Available records:
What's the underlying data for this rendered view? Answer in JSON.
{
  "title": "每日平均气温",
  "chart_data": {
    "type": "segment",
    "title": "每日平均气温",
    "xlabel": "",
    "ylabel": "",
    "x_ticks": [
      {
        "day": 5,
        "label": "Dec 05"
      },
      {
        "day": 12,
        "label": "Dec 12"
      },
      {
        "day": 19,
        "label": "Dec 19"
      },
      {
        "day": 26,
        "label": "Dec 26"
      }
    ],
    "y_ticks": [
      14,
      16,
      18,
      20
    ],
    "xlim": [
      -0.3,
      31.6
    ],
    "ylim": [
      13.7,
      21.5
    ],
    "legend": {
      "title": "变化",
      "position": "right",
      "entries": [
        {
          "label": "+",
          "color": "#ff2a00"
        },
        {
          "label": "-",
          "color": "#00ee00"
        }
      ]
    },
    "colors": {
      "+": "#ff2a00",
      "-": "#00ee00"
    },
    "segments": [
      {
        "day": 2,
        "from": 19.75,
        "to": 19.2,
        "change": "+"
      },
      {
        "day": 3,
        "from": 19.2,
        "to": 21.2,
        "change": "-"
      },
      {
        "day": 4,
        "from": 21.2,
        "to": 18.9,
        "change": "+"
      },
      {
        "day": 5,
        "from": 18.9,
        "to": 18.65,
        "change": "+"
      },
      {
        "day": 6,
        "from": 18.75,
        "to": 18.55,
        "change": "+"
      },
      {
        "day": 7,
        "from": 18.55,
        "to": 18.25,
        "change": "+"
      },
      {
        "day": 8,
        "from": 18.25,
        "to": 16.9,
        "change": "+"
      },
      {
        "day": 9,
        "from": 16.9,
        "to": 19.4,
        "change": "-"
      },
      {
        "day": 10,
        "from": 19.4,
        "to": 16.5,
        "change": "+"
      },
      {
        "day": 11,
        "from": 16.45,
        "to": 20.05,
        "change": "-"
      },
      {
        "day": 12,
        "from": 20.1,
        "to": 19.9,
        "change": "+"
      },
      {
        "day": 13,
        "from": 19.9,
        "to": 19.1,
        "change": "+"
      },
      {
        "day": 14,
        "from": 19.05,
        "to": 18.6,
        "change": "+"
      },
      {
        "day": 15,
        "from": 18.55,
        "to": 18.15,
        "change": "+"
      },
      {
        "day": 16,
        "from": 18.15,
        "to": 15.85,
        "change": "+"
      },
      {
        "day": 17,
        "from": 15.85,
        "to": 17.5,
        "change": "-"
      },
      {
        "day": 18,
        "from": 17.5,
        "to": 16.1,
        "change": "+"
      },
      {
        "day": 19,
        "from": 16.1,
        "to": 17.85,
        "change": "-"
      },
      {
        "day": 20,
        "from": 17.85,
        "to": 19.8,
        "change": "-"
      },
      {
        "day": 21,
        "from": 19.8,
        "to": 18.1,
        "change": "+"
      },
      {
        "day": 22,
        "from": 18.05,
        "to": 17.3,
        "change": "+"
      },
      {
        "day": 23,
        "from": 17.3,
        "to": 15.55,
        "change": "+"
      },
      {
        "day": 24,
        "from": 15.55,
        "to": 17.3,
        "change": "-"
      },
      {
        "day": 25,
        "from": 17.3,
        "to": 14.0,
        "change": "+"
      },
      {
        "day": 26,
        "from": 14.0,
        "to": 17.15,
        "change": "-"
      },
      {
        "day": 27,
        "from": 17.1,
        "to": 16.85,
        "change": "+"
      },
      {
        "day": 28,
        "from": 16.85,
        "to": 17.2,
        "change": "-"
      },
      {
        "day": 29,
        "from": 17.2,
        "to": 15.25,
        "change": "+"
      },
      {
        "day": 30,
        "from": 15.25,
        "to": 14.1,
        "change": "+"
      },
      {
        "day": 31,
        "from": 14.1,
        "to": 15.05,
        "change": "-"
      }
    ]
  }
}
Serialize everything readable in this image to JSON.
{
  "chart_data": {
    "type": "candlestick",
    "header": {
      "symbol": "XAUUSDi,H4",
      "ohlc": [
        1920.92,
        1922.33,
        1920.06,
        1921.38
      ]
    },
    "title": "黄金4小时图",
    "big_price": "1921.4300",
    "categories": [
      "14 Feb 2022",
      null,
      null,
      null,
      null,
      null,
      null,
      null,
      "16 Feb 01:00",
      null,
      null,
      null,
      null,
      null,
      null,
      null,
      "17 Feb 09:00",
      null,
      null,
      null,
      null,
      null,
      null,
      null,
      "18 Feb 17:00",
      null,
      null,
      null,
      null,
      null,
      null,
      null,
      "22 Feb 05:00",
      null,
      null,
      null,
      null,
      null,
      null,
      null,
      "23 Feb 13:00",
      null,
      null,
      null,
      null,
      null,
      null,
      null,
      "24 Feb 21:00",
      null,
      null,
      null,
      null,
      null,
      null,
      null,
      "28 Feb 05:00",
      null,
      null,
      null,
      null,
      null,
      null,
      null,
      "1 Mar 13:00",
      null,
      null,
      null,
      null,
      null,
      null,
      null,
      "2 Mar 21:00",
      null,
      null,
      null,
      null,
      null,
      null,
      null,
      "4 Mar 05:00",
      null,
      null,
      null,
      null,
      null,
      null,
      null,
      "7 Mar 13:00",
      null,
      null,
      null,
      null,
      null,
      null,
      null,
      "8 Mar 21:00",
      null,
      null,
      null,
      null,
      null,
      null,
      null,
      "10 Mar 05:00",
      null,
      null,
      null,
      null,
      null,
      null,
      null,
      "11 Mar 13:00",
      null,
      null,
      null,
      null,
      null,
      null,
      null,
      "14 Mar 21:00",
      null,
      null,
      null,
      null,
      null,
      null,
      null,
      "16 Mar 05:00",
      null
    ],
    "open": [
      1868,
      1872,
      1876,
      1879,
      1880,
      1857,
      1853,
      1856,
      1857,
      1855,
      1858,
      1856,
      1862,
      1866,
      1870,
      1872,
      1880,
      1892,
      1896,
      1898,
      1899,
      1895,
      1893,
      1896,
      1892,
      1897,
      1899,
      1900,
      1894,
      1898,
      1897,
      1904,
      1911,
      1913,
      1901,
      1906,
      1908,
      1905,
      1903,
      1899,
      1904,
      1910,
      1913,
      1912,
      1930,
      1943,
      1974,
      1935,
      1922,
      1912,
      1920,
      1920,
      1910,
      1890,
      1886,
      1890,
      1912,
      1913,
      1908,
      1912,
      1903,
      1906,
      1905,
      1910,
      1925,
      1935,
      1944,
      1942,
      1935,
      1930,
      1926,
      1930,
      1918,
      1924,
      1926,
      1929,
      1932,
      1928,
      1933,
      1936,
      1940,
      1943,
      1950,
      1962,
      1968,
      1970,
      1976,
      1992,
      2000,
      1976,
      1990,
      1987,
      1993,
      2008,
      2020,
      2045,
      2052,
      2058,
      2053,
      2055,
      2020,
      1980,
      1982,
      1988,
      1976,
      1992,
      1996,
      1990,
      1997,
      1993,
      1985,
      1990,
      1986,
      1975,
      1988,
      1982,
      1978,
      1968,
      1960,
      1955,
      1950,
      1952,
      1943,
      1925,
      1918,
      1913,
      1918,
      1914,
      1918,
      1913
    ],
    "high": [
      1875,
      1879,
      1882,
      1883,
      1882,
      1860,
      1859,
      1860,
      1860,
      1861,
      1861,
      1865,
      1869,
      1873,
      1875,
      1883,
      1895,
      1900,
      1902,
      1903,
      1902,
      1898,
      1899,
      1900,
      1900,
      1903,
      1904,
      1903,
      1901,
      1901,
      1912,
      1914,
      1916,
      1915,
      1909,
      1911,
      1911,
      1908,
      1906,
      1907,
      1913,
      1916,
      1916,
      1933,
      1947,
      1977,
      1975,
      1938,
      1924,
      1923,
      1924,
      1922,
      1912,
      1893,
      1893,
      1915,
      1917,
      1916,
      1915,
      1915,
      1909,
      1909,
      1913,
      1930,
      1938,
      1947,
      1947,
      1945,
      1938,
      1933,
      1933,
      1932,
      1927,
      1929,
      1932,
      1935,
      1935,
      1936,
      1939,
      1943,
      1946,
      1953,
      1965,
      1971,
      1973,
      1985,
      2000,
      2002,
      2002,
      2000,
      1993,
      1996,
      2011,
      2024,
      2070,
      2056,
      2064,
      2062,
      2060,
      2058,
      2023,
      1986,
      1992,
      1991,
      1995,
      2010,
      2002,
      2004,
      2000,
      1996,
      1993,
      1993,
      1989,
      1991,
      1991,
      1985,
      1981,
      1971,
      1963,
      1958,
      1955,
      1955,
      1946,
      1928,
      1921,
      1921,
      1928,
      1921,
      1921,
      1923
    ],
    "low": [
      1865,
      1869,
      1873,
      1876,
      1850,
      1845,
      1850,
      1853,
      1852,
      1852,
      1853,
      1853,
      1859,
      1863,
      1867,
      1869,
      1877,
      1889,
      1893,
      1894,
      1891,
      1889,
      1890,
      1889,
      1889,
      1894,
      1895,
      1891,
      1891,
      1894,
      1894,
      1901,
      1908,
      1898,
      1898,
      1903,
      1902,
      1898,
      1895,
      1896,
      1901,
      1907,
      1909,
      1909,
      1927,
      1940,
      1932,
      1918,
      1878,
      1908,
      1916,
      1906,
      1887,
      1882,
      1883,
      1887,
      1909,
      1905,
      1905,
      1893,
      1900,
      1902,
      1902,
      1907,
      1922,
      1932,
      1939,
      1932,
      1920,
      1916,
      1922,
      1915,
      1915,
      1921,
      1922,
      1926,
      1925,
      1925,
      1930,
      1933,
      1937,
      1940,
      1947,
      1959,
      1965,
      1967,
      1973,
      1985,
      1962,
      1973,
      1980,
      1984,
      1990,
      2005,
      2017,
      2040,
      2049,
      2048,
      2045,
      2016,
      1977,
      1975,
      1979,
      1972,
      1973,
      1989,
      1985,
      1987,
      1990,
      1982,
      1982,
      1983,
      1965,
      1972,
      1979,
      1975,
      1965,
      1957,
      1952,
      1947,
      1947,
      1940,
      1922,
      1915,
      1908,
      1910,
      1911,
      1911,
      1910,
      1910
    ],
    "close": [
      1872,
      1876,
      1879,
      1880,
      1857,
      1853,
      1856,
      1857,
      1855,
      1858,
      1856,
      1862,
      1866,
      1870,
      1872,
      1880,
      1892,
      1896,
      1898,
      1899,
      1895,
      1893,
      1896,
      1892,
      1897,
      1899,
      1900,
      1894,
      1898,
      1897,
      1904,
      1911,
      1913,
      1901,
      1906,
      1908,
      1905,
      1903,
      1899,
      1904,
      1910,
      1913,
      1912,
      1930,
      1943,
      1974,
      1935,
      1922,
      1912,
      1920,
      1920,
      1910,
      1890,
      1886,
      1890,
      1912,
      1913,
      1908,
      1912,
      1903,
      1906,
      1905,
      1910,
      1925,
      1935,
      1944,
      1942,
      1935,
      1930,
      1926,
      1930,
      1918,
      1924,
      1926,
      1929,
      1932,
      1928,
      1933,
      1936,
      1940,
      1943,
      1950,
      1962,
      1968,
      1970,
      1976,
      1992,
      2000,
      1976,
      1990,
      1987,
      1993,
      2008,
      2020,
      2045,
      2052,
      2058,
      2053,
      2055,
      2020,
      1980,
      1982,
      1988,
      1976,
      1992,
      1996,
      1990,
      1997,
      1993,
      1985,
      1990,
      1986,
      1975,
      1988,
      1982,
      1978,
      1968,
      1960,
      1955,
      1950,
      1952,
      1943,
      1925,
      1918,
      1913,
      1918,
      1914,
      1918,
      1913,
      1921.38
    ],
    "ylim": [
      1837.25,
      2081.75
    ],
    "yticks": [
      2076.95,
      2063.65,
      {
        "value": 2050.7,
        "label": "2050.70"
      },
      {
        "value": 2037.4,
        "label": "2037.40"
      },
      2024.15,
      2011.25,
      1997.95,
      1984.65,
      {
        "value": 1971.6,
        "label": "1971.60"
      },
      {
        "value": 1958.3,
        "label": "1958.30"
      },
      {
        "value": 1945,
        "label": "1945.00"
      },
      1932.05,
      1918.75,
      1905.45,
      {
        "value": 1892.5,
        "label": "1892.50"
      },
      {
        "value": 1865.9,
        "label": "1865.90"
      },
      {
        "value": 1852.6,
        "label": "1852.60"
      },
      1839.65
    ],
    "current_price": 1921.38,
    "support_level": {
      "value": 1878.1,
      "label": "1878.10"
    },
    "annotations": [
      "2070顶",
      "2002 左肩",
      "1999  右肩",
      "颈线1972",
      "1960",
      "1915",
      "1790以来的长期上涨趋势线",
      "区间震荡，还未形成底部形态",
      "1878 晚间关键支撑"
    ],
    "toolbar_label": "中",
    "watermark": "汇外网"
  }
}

Exercise: Find all lines holding the string "value" and copy them.

Solution to this exercise:
        "value": 2050.7,
        "value": 2037.4,
        "value": 1971.6,
        "value": 1958.3,
        "value": 1945,
        "value": 1892.5,
        "value": 1865.9,
        "value": 1852.6,
      "value": 1878.1,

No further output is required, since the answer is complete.